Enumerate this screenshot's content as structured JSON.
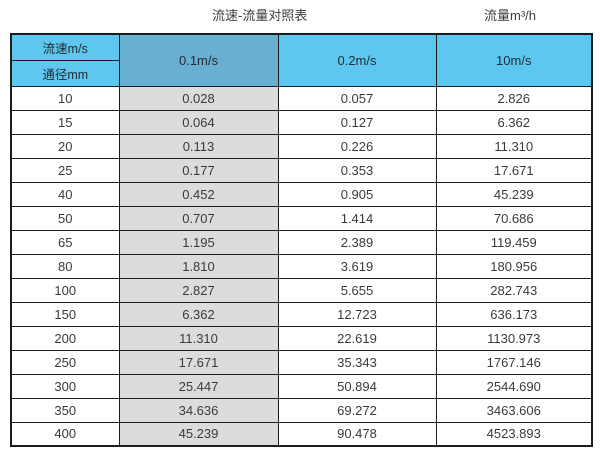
{
  "titles": {
    "left": "流速-流量对照表",
    "right": "流量m³/h"
  },
  "table": {
    "corner_top": "流速m/s",
    "corner_bottom": "通径mm",
    "columns": [
      "0.1m/s",
      "0.2m/s",
      "10m/s"
    ],
    "rows": [
      {
        "dn": "10",
        "v1": "0.028",
        "v2": "0.057",
        "v3": "2.826"
      },
      {
        "dn": "15",
        "v1": "0.064",
        "v2": "0.127",
        "v3": "6.362"
      },
      {
        "dn": "20",
        "v1": "0.113",
        "v2": "0.226",
        "v3": "11.310"
      },
      {
        "dn": "25",
        "v1": "0.177",
        "v2": "0.353",
        "v3": "17.671"
      },
      {
        "dn": "40",
        "v1": "0.452",
        "v2": "0.905",
        "v3": "45.239"
      },
      {
        "dn": "50",
        "v1": "0.707",
        "v2": "1.414",
        "v3": "70.686"
      },
      {
        "dn": "65",
        "v1": "1.195",
        "v2": "2.389",
        "v3": "119.459"
      },
      {
        "dn": "80",
        "v1": "1.810",
        "v2": "3.619",
        "v3": "180.956"
      },
      {
        "dn": "100",
        "v1": "2.827",
        "v2": "5.655",
        "v3": "282.743"
      },
      {
        "dn": "150",
        "v1": "6.362",
        "v2": "12.723",
        "v3": "636.173"
      },
      {
        "dn": "200",
        "v1": "11.310",
        "v2": "22.619",
        "v3": "1130.973"
      },
      {
        "dn": "250",
        "v1": "17.671",
        "v2": "35.343",
        "v3": "1767.146"
      },
      {
        "dn": "300",
        "v1": "25.447",
        "v2": "50.894",
        "v3": "2544.690"
      },
      {
        "dn": "350",
        "v1": "34.636",
        "v2": "69.272",
        "v3": "3463.606"
      },
      {
        "dn": "400",
        "v1": "45.239",
        "v2": "90.478",
        "v3": "4523.893"
      }
    ]
  },
  "colors": {
    "header_blue": "#5EC7F0",
    "header_blue_dark": "#68AFD2",
    "grey_column": "#DCDCDC",
    "border": "#1C1C1C",
    "text": "#3A3A3A"
  },
  "chart_data": {
    "type": "table",
    "title": "流速-流量对照表",
    "value_unit": "流量m³/h",
    "row_header": "通径mm",
    "column_header": "流速m/s",
    "columns": [
      "0.1m/s",
      "0.2m/s",
      "10m/s"
    ],
    "categories": [
      10,
      15,
      20,
      25,
      40,
      50,
      65,
      80,
      100,
      150,
      200,
      250,
      300,
      350,
      400
    ],
    "series": [
      {
        "name": "0.1m/s",
        "values": [
          0.028,
          0.064,
          0.113,
          0.177,
          0.452,
          0.707,
          1.195,
          1.81,
          2.827,
          6.362,
          11.31,
          17.671,
          25.447,
          34.636,
          45.239
        ]
      },
      {
        "name": "0.2m/s",
        "values": [
          0.057,
          0.127,
          0.226,
          0.353,
          0.905,
          1.414,
          2.389,
          3.619,
          5.655,
          12.723,
          22.619,
          35.343,
          50.894,
          69.272,
          90.478
        ]
      },
      {
        "name": "10m/s",
        "values": [
          2.826,
          6.362,
          11.31,
          17.671,
          45.239,
          70.686,
          119.459,
          180.956,
          282.743,
          636.173,
          1130.973,
          1767.146,
          2544.69,
          3463.606,
          4523.893
        ]
      }
    ]
  }
}
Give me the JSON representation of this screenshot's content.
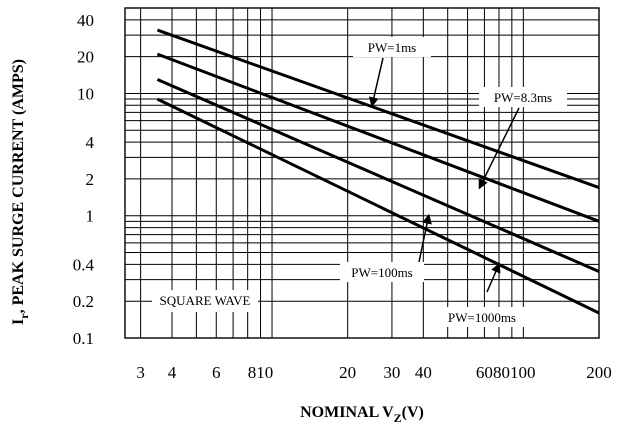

= = = = =

Output the data exactly. Pictures don't belong in the result.

§ WRITTEN ANSWER:
Enumerate this screenshot's content as structured JSON.
{
  "titles": {
    "left": "流速-流量对照表",
    "right": "流量m³/h"
  },
  "table": {
    "corner_top": "流速m/s",
    "corner_bottom": "通径mm",
    "columns": [
      "0.1m/s",
      "0.2m/s",
      "10m/s"
    ],
    "rows": [
      {
        "dn": "10",
        "v1": "0.028",
        "v2": "0.057",
        "v3": "2.826"
      },
      {
        "dn": "15",
        "v1": "0.064",
        "v2": "0.127",
        "v3": "6.362"
      },
      {
        "dn": "20",
        "v1": "0.113",
        "v2": "0.226",
        "v3": "11.310"
      },
      {
        "dn": "25",
        "v1": "0.177",
        "v2": "0.353",
        "v3": "17.671"
      },
      {
        "dn": "40",
        "v1": "0.452",
        "v2": "0.905",
        "v3": "45.239"
      },
      {
        "dn": "50",
        "v1": "0.707",
        "v2": "1.414",
        "v3": "70.686"
      },
      {
        "dn": "65",
        "v1": "1.195",
        "v2": "2.389",
        "v3": "119.459"
      },
      {
        "dn": "80",
        "v1": "1.810",
        "v2": "3.619",
        "v3": "180.956"
      },
      {
        "dn": "100",
        "v1": "2.827",
        "v2": "5.655",
        "v3": "282.743"
      },
      {
        "dn": "150",
        "v1": "6.362",
        "v2": "12.723",
        "v3": "636.173"
      },
      {
        "dn": "200",
        "v1": "11.310",
        "v2": "22.619",
        "v3": "1130.973"
      },
      {
        "dn": "250",
        "v1": "17.671",
        "v2": "35.343",
        "v3": "1767.146"
      },
      {
        "dn": "300",
        "v1": "25.447",
        "v2": "50.894",
        "v3": "2544.690"
      },
      {
        "dn": "350",
        "v1": "34.636",
        "v2": "69.272",
        "v3": "3463.606"
      },
      {
        "dn": "400",
        "v1": "45.239",
        "v2": "90.478",
        "v3": "4523.893"
      }
    ]
  },
  "colors": {
    "header_blue": "#5EC7F0",
    "header_blue_dark": "#68AFD2",
    "grey_column": "#DCDCDC",
    "border": "#1C1C1C",
    "text": "#3A3A3A"
  },
  "chart_data": {
    "type": "table",
    "title": "流速-流量对照表",
    "value_unit": "流量m³/h",
    "row_header": "通径mm",
    "column_header": "流速m/s",
    "columns": [
      "0.1m/s",
      "0.2m/s",
      "10m/s"
    ],
    "categories": [
      10,
      15,
      20,
      25,
      40,
      50,
      65,
      80,
      100,
      150,
      200,
      250,
      300,
      350,
      400
    ],
    "series": [
      {
        "name": "0.1m/s",
        "values": [
          0.028,
          0.064,
          0.113,
          0.177,
          0.452,
          0.707,
          1.195,
          1.81,
          2.827,
          6.362,
          11.31,
          17.671,
          25.447,
          34.636,
          45.239
        ]
      },
      {
        "name": "0.2m/s",
        "values": [
          0.057,
          0.127,
          0.226,
          0.353,
          0.905,
          1.414,
          2.389,
          3.619,
          5.655,
          12.723,
          22.619,
          35.343,
          50.894,
          69.272,
          90.478
        ]
      },
      {
        "name": "10m/s",
        "values": [
          2.826,
          6.362,
          11.31,
          17.671,
          45.239,
          70.686,
          119.459,
          180.956,
          282.743,
          636.173,
          1130.973,
          1767.146,
          2544.69,
          3463.606,
          4523.893
        ]
      }
    ]
  }
}
Give me the JSON representation of this screenshot's content.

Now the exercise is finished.